===== Kutipan Dokumen

Skip to main content

Hikmah Puasa | Kajian Ramadhan

Majaalisu Syahru Ramadhaan.

Syaikh Muhammad bin Shalih al-'Utsaimin rahimahullaah.

Kajian Ramadhan.

Kajian Kesembilan.

Hikmah Puasa.

Segala puji bagi Allah yang mengatur siang dan malam, menjadikan bulan dan tahun berputar, Raja yang Mahasuci dan Pemberi keselamatan, Yang mempunyai keagungan dan kelanggengan, dan Yang tersucikan dari segala kekurangan dan keserupaan dengan makhluk. Ia melihat segala yang ada di dalam sumsum dan tulang serta mendengar suara yang tersembunyi dan bisikan. Dia adalah sembahan yang mengasihi dan banyak memberi nikmat serta Rabb Mahakuasa yang sangat keras balasannya. Ia menentukan segala urusan dan menjalankannya dengan sebaik-baik aturan. Ia menggariskan syari'at dan membuatnya penuh dengan hikmah. Dengan kuasa-Nya angin berhembus dan awan berjalan, dengan hikmah dan rahmat-Nya siang dan malam bergantian dana hari-hari terus berjalan.

Aku memuji Allah atas keagungan sifat dan pemberian nikmat yang sangat banyak. Aku berterima kasih (syukur) kepada-Nya dengan harapan bahwa Ia akan menambahkan nikmat dari yang telah Dia anugerahkan kepada kita.

==========
===== Data yang Diberikan

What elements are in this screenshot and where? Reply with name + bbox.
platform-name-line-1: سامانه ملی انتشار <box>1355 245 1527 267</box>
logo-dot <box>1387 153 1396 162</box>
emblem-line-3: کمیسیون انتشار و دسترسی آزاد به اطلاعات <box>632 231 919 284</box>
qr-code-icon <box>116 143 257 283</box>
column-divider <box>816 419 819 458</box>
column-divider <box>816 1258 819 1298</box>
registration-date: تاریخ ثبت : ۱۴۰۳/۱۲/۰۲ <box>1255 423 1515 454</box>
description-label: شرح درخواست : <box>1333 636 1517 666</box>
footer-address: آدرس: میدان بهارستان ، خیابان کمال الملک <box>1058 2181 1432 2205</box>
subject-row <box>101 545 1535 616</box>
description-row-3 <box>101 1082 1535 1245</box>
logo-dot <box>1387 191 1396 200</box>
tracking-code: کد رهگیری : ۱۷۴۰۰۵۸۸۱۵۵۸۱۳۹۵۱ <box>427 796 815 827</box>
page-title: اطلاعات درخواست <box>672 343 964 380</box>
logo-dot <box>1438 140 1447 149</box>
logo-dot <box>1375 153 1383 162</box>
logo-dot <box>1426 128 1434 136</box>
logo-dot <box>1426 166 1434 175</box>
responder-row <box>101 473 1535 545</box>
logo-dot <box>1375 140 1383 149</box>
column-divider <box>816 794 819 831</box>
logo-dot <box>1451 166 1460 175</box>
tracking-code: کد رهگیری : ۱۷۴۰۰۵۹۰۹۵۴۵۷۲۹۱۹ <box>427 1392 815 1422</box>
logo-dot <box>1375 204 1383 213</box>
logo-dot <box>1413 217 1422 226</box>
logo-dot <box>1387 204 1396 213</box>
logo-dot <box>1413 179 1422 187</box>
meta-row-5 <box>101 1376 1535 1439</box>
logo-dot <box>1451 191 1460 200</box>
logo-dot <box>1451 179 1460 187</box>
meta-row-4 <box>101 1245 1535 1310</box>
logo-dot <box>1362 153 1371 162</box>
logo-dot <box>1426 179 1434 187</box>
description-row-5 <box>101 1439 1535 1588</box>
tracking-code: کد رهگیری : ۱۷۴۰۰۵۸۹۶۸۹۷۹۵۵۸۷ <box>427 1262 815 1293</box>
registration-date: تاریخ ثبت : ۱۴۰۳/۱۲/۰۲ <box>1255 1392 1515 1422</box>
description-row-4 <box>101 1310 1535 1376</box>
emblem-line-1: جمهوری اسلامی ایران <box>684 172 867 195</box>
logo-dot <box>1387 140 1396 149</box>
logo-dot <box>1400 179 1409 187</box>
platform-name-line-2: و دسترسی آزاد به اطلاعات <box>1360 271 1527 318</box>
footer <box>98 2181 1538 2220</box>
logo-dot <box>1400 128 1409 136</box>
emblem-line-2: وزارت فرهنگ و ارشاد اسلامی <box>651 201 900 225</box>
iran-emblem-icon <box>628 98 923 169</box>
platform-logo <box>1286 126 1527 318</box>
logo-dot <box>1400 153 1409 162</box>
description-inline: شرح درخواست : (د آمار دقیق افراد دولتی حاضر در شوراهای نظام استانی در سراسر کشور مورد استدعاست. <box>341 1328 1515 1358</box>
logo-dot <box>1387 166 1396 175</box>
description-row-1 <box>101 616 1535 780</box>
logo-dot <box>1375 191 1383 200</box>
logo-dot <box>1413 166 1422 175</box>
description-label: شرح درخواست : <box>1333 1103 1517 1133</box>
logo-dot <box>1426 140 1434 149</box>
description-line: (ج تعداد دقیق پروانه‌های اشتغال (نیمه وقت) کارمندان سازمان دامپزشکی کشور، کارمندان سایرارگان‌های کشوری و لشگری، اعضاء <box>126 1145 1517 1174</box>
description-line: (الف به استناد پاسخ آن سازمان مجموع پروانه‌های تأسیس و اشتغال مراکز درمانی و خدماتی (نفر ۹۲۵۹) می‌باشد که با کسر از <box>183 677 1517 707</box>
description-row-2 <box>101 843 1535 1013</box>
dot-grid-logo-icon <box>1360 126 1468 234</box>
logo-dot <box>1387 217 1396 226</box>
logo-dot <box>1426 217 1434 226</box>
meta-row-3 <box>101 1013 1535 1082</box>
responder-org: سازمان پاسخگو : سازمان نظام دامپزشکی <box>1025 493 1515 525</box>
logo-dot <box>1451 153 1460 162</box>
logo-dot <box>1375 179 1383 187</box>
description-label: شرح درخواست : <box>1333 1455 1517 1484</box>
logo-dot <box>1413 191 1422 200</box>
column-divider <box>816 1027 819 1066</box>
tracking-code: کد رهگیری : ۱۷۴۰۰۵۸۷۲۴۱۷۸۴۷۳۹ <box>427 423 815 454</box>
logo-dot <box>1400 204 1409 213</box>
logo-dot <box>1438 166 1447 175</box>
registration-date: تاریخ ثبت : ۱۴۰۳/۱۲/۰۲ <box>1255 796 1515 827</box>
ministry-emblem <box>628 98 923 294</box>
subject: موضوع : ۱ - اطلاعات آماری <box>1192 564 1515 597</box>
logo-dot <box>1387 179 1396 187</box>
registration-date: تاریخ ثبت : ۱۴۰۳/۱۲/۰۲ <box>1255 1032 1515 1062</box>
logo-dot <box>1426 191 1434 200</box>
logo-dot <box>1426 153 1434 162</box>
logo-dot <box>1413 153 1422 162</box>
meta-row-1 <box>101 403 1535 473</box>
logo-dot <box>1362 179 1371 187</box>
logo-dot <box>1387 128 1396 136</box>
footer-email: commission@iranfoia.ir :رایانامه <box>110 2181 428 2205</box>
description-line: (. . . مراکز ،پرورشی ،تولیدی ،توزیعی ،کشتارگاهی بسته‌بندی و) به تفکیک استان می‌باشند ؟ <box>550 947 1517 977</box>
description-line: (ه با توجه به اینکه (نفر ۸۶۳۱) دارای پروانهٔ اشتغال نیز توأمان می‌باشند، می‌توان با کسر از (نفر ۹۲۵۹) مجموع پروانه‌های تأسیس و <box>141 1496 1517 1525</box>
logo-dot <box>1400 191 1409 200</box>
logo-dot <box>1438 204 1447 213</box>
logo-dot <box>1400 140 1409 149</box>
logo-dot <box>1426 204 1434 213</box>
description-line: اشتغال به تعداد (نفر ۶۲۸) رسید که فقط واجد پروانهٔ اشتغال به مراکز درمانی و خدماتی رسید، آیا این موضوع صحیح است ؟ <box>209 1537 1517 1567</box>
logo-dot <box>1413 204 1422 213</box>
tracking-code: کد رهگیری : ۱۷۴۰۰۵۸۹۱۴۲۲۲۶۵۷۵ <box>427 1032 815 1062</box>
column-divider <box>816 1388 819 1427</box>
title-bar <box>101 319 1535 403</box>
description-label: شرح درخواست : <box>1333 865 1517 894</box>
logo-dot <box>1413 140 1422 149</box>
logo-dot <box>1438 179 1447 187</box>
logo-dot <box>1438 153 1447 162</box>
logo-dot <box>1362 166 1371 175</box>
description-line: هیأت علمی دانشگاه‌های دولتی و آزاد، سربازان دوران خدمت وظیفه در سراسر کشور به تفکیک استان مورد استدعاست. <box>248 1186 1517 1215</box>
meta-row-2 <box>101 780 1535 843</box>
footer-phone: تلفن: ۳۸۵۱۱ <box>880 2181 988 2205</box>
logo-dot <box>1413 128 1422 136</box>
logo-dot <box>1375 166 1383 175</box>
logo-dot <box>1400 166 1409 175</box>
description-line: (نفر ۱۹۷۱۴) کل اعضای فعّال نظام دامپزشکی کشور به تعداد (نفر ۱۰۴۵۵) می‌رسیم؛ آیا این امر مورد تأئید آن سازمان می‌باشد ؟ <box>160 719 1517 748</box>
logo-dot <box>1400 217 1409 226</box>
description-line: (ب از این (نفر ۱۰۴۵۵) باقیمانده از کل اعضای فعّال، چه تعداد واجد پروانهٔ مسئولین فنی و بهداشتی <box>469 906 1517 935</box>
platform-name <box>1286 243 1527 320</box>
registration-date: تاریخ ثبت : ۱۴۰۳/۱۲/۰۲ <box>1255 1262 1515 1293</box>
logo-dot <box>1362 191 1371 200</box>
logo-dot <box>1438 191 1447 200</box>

==========

Tugas Latihan
1. Jawablah pertanyaan berikut berdasarkan kajian tentang hikmah puasa.
(a) Siapa nama syaikh yang disebut dalam kajian itu?
(b) Kajian keberapakah yang membahas hikmah puasa?
(c) Menurut kajian itu, apa yang berhembus dengan kuasa Allah?
2. Salin ulang bagian entri mulai dari awal entri sampai baris yang memuat "footer-address: آدرس: میدان". Kedua ujungnya ikut disalin.

Jawaban Tiap Tugas
1.
(a) Syaikh Muhammad bin Shalih al-'Utsaimin.
(b) Kajian kesembilan.
(c) Angin.

2.
What elements are in this screenshot and where? Reply with name + bbox.
platform-name-line-1: سامانه ملی انتشار <box>1355 245 1527 267</box>
logo-dot <box>1387 153 1396 162</box>
emblem-line-3: کمیسیون انتشار و دسترسی آزاد به اطلاعات <box>632 231 919 284</box>
qr-code-icon <box>116 143 257 283</box>
column-divider <box>816 419 819 458</box>
column-divider <box>816 1258 819 1298</box>
registration-date: تاریخ ثبت : ۱۴۰۳/۱۲/۰۲ <box>1255 423 1515 454</box>
description-label: شرح درخواست : <box>1333 636 1517 666</box>
footer-address: آدرس: میدان بهارستان ، خیابان کمال الملک <box>1058 2181 1432 2205</box>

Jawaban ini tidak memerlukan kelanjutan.